§ The exercise
Extract the lines that carry the string "color" from the listing.

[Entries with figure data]
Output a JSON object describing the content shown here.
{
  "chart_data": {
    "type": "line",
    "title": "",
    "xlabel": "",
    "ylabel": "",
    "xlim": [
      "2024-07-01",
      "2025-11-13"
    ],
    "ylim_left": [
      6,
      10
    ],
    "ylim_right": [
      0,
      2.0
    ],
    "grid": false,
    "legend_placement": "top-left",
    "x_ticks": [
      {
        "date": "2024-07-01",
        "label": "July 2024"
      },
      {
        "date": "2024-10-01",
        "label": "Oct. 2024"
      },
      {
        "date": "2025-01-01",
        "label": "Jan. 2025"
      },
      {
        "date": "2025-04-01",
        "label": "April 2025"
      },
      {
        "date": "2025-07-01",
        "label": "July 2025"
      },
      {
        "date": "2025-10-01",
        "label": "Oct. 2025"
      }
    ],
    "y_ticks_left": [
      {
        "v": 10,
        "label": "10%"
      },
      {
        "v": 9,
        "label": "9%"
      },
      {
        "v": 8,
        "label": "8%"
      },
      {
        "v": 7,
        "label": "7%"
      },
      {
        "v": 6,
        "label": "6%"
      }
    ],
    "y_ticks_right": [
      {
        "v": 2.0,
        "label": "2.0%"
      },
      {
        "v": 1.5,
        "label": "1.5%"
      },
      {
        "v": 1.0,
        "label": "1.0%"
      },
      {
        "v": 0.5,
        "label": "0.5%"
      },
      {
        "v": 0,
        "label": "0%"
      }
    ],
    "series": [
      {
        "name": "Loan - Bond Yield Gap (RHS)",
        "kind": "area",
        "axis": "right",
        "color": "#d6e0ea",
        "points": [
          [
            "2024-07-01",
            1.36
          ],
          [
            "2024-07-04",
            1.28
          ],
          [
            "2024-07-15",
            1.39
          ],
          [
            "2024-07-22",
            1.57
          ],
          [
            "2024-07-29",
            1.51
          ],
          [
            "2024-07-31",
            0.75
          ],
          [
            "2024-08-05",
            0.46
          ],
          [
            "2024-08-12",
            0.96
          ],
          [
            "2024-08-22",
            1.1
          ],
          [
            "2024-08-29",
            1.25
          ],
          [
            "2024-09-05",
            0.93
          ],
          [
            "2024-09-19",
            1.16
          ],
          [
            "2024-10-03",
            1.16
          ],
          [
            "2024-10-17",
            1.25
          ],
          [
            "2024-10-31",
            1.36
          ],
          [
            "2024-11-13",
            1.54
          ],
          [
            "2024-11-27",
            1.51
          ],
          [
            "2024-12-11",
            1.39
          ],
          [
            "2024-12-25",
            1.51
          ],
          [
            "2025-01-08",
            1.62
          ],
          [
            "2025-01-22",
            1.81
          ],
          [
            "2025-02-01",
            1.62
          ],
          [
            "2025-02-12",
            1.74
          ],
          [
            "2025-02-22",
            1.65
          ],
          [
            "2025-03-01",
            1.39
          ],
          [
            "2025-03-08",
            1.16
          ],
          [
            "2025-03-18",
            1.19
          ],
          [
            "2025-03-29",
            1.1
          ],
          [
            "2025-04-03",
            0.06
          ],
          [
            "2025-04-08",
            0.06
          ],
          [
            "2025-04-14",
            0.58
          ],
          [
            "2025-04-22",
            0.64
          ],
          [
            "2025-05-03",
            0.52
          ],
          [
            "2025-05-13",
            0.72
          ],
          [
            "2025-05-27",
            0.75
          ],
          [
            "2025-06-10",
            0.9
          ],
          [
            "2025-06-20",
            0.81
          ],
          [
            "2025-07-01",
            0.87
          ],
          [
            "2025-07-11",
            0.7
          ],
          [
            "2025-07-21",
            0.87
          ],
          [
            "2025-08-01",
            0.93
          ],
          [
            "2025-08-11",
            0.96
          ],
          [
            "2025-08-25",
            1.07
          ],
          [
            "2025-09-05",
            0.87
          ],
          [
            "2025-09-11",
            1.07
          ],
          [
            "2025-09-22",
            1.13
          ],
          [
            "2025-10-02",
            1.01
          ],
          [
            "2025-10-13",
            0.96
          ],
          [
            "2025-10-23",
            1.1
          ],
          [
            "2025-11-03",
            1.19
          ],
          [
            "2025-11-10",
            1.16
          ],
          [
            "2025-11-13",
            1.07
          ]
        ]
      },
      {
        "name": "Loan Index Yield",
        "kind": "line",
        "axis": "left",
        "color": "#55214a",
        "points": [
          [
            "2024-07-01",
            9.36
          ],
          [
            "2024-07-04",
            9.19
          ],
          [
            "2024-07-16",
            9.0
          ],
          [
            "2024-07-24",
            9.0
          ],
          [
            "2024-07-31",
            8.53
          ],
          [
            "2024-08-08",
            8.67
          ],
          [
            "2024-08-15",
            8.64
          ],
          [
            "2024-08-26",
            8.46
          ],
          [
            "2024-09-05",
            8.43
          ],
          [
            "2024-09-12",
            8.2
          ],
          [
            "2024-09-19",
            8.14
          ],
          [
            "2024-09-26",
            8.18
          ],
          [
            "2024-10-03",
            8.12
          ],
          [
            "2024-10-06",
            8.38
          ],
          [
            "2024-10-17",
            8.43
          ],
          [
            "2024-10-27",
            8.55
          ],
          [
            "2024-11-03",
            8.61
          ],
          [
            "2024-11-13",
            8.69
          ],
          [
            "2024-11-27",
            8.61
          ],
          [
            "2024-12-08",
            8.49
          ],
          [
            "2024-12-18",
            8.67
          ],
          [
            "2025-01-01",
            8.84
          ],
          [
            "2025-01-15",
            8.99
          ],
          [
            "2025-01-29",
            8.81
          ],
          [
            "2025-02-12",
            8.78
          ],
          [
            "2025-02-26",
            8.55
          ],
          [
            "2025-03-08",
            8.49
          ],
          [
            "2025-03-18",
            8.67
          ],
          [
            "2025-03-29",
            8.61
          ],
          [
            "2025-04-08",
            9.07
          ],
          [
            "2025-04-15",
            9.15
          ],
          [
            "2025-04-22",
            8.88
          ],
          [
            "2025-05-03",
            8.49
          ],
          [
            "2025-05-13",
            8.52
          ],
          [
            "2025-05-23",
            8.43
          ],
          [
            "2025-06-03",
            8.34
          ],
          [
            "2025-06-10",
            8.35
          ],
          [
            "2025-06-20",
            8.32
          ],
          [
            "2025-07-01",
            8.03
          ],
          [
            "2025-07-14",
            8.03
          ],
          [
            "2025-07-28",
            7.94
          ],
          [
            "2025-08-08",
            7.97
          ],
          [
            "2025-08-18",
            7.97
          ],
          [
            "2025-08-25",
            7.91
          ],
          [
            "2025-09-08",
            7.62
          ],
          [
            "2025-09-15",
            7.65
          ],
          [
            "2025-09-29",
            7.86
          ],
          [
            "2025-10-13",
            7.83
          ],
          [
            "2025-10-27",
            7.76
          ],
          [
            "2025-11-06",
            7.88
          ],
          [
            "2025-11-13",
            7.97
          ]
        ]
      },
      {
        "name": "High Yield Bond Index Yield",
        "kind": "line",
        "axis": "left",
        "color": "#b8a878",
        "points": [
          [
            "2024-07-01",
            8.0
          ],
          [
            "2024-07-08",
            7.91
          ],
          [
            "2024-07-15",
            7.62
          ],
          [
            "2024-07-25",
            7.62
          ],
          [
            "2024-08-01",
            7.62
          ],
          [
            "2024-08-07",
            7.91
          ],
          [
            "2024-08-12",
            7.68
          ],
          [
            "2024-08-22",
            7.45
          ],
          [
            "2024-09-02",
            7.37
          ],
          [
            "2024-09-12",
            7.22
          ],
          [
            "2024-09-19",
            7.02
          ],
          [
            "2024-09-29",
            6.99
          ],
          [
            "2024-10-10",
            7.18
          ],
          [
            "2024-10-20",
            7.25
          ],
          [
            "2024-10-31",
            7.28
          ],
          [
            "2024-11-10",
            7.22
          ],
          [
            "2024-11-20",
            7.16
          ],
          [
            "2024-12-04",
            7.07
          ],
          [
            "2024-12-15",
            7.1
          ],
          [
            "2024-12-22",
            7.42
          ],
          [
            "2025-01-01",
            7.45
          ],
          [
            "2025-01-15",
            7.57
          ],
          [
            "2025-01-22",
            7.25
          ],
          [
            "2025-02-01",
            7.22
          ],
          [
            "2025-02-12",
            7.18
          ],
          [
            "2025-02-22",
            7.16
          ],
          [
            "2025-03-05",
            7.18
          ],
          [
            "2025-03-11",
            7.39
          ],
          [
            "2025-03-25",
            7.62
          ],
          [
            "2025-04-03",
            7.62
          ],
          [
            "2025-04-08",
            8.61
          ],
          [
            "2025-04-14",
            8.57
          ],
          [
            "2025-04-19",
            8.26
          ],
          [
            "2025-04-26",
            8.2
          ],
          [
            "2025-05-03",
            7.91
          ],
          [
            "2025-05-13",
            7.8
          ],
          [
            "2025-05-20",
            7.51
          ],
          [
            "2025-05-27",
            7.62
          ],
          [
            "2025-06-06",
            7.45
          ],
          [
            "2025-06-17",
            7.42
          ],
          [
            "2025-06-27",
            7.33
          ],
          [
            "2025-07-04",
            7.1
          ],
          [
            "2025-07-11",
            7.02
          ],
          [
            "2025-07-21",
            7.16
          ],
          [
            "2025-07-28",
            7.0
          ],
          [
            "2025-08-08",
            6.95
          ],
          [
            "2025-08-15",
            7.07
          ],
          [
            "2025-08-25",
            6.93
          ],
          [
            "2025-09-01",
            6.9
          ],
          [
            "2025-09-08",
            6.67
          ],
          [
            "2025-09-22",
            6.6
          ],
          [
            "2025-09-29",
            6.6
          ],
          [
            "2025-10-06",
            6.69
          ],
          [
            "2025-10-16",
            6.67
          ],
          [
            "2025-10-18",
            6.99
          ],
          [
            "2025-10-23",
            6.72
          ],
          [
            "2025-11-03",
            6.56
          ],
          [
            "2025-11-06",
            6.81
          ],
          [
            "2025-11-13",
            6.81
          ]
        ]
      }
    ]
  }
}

§ Output for this task
        "color": "#d6e0ea",
        "color": "#55214a",
        "color": "#b8a878",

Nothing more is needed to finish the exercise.